_READING TEXT_.
Comparison of Results

Let us compare the results of the classical Dense Layer-based AutoEncoder and the novel QuadDense Layer-based AutoEncoder.

from matplotlib import pyplot as plt
%matplotlib inline

fig, axs = plt.subplots(2, 1, figsize=(8,10))

axs[0].plot(dense_ae_hist.history['val_accuracy'])
axs[0].plot(quad_ae_hist.history['val_accuracy'])
axs[0].set_title('Comparison of Model Validation Accuracy')
axs[0].set(xlabel='epoch', ylabel='accuracy')

axs[1].plot(dense_ae_hist.history['val_loss'])
axs[1].plot(quad_ae_hist.history['val_loss'])
axs[1].set_title('Comparison of Model Validation Loss (MSE)')
axs[1].set(xlabel='epoch', ylabel='loss')

axs[0].legend(['Accuracy: Dense AutoEncoder', 'Accuracy: Quadratic Dense AutoEncoder'], loc='upper left')
axs[0].legend(['MSE Loss: Dense AutoEncoder', 'MSE Loss: Quadratic Dense AutoEncoder'], loc='upper left')

plt.show()

It is clear that the Quadratic Dense Layer-based Auto-Encoder beat the classical AutoEncoder by a significant margin. In fact, for almost all models (and especially the Auto-Encoder models since they heavily rely on the Dense Layer) the Quadratic Dense Layer outperforms the classical Dense Layer.

_TO-DO LIST_.
(a) What does the second plot in the autoencoder comparison display, according to its title?
(b) According to the autoencoder comparison, why does the Quadratic Dense Layer show its advantage especially in Auto-Encoder models? Answer in one to three sentences.
(c) Write the next part of the autoencoder comparison, starting after its final sentence.
The rows below come from a separate source and are unrelated to the autoencoder comparison.

_ENTRIES SHOWN_.
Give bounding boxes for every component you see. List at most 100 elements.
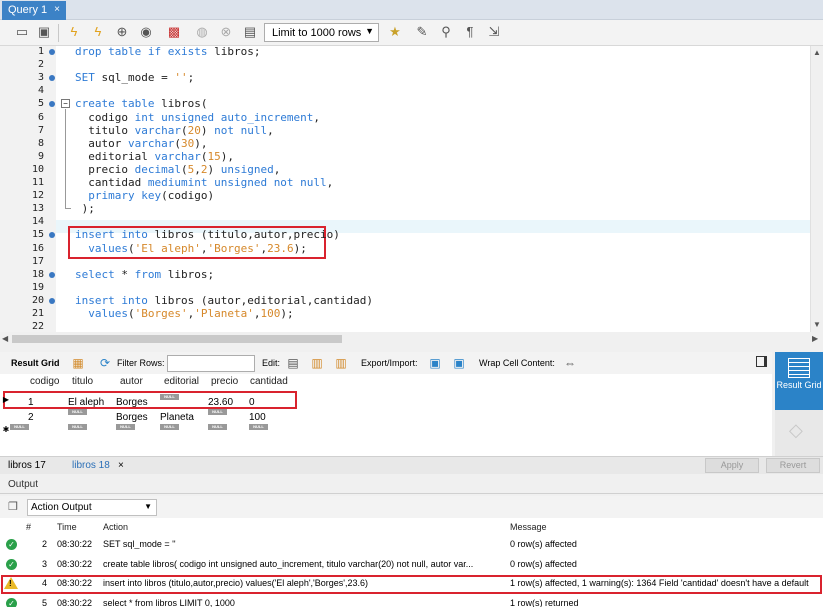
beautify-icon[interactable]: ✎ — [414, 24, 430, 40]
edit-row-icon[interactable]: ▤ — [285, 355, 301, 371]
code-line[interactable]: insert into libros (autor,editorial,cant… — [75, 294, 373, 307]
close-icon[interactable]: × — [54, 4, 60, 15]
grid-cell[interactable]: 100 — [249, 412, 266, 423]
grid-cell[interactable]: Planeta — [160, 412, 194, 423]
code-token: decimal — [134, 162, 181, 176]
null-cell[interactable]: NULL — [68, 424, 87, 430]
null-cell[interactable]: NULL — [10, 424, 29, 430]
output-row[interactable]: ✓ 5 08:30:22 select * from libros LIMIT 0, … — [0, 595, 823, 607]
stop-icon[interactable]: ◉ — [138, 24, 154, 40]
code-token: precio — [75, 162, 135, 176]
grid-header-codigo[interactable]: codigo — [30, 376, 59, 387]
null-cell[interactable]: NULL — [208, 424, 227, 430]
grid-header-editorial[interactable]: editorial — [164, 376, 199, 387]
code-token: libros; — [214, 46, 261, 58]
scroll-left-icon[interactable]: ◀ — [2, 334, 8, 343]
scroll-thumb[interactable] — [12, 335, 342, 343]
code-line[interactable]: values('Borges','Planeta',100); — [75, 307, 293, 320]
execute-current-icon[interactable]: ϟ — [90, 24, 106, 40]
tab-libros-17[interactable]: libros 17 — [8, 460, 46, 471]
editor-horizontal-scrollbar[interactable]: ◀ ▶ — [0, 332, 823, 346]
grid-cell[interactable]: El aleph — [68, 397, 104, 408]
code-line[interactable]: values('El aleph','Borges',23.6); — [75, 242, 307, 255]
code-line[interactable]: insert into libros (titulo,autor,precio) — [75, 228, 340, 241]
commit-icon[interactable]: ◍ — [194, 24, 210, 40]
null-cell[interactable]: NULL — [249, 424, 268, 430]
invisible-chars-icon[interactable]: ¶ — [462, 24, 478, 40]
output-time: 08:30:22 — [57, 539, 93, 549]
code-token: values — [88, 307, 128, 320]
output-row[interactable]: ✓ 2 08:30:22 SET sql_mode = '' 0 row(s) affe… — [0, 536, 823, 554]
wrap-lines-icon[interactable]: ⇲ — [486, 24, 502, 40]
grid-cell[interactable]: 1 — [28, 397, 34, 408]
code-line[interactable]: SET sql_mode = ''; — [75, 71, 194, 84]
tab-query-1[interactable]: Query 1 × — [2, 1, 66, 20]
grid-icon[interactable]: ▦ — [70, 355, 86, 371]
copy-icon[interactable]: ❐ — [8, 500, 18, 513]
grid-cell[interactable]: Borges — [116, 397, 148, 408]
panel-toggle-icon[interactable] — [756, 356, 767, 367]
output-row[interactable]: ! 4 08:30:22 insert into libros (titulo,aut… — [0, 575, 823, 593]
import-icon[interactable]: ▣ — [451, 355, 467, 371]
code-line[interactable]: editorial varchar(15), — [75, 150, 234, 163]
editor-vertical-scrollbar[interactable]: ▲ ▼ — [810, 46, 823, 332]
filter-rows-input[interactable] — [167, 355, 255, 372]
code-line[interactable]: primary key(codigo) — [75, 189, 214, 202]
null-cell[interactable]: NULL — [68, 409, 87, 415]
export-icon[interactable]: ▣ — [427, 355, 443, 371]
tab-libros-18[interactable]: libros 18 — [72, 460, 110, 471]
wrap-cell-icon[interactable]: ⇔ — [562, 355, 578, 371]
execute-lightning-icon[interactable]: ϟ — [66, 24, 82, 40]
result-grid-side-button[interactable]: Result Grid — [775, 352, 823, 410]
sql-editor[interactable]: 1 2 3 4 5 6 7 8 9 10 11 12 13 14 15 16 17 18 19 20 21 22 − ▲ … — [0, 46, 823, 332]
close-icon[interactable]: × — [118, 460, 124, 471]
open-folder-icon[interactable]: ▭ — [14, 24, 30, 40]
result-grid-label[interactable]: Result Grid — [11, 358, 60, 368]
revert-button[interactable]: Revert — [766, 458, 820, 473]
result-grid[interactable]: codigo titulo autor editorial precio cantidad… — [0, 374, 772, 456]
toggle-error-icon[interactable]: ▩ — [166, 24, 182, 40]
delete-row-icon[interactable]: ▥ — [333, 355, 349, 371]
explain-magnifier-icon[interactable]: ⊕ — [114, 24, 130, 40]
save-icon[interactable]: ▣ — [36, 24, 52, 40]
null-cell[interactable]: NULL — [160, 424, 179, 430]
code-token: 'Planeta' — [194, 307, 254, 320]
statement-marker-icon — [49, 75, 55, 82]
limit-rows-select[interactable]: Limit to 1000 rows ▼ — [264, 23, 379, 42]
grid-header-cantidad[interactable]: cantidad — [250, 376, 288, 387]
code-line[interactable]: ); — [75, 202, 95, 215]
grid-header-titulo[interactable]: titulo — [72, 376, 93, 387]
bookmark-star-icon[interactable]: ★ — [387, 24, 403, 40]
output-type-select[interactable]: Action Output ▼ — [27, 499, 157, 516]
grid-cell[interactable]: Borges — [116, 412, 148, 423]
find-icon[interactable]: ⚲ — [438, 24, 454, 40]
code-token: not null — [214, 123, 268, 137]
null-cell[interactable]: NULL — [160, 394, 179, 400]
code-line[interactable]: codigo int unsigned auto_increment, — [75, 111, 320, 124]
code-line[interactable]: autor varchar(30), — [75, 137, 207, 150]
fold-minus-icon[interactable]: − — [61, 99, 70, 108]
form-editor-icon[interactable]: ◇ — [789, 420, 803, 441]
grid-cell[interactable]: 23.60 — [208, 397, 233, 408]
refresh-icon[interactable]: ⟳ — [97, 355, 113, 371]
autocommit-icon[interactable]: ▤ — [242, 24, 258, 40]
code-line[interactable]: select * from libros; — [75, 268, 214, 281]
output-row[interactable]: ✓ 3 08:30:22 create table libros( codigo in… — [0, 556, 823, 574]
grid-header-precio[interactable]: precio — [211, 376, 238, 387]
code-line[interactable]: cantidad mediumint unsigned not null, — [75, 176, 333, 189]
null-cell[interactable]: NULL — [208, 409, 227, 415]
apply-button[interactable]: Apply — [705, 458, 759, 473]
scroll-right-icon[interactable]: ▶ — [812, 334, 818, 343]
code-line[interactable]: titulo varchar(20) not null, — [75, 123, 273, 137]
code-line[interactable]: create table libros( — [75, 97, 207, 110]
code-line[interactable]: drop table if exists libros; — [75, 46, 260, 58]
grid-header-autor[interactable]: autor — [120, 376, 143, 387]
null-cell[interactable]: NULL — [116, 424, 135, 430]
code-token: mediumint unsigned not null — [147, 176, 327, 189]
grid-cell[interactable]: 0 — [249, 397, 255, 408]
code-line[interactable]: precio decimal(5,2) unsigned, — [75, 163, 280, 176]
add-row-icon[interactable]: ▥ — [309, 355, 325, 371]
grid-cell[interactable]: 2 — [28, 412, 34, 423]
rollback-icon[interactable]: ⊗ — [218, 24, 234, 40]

...

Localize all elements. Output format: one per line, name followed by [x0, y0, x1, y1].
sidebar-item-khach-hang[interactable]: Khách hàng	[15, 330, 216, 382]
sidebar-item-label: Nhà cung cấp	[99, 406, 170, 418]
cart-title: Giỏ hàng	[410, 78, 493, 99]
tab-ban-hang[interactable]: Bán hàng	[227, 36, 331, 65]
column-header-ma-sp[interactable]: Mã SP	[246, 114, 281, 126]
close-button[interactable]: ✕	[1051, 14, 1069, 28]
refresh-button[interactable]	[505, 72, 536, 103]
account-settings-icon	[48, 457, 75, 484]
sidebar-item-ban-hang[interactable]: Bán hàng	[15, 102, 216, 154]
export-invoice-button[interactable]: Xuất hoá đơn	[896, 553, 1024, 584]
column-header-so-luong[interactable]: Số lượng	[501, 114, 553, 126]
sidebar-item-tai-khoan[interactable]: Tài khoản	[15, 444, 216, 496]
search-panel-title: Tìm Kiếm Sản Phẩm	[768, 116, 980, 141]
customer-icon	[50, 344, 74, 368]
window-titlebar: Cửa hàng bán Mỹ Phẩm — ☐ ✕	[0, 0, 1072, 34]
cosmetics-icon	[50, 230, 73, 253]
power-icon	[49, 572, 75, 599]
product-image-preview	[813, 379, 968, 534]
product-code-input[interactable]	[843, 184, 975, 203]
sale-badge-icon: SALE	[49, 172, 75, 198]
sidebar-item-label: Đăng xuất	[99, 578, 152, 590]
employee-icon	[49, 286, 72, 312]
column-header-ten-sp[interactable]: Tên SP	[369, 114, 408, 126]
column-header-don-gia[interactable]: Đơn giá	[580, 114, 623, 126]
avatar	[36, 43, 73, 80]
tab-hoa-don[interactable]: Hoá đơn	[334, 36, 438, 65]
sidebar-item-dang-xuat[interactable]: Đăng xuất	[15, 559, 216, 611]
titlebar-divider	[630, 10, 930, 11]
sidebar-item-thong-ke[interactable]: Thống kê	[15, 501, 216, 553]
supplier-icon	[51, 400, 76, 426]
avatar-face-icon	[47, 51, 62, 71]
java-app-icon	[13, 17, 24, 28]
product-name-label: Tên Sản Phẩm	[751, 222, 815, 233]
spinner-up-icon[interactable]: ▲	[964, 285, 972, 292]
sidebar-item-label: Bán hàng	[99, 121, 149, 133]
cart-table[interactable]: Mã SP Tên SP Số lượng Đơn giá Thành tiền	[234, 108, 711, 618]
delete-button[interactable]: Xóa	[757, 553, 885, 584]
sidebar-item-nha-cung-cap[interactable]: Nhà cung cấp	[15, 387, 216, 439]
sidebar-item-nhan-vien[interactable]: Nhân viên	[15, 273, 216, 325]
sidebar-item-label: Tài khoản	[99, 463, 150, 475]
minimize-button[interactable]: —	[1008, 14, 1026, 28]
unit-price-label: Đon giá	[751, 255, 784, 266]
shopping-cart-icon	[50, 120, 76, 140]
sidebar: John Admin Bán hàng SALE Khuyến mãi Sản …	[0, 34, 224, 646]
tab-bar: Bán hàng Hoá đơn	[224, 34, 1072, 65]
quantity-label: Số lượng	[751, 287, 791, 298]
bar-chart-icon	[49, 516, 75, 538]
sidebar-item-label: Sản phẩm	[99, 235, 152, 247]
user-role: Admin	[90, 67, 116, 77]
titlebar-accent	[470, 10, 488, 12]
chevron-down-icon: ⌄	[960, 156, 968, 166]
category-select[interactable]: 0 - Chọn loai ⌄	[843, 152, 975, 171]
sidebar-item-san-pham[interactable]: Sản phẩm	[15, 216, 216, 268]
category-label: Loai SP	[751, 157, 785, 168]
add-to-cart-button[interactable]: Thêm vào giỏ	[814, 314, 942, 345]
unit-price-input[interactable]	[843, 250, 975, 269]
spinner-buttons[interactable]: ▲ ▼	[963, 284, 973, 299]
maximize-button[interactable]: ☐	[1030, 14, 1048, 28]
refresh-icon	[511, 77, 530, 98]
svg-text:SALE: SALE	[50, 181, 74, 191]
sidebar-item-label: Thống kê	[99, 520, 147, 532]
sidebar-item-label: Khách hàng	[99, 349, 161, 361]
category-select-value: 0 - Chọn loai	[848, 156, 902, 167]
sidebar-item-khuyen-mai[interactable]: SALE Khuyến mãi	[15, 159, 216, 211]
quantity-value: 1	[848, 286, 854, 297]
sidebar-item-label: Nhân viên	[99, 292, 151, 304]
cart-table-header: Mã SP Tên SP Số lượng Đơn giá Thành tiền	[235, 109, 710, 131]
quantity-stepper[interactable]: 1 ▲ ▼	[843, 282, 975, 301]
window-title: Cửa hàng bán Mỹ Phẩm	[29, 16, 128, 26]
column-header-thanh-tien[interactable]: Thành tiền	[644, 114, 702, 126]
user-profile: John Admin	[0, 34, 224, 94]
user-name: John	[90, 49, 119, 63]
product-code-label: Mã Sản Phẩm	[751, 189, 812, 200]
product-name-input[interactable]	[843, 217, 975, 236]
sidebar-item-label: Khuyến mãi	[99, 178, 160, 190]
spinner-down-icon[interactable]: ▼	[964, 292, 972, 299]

...

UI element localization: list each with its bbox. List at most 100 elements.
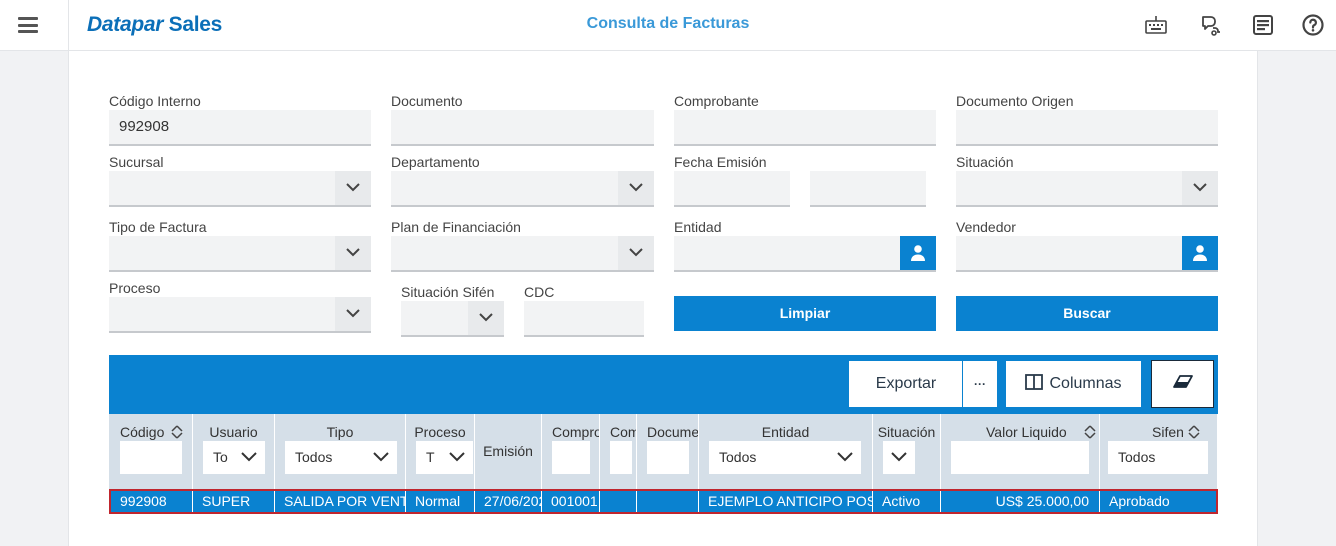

_EXPECTED RESULTS_.
(a) It displays a comparison of model validation loss (MSE).

(b) Auto-Encoder models rely heavily on the Dense Layer. Because of that, swapping in the Quadratic Dense Layer makes a particularly large difference in them.

(c)
Conclusion

It is worth mentioning that this is not true, however, for all cases. In some cases where the classical Dense Neural Network is already sufficiently capable of modeling the target dataset, the Quadratic Dense Layer provides almost insignificant or sometimes no improvement. But in no cases have I found that using the Quadratic Dense Layer reduces the accuracy or increases the loss. In short, try the Quadratic Dense Layers when your target dataset is fairly complex and your model modest-to-heavily relies on Dense Layers. This may give you an added boost to your model in the best case and show no improvements in the worst case.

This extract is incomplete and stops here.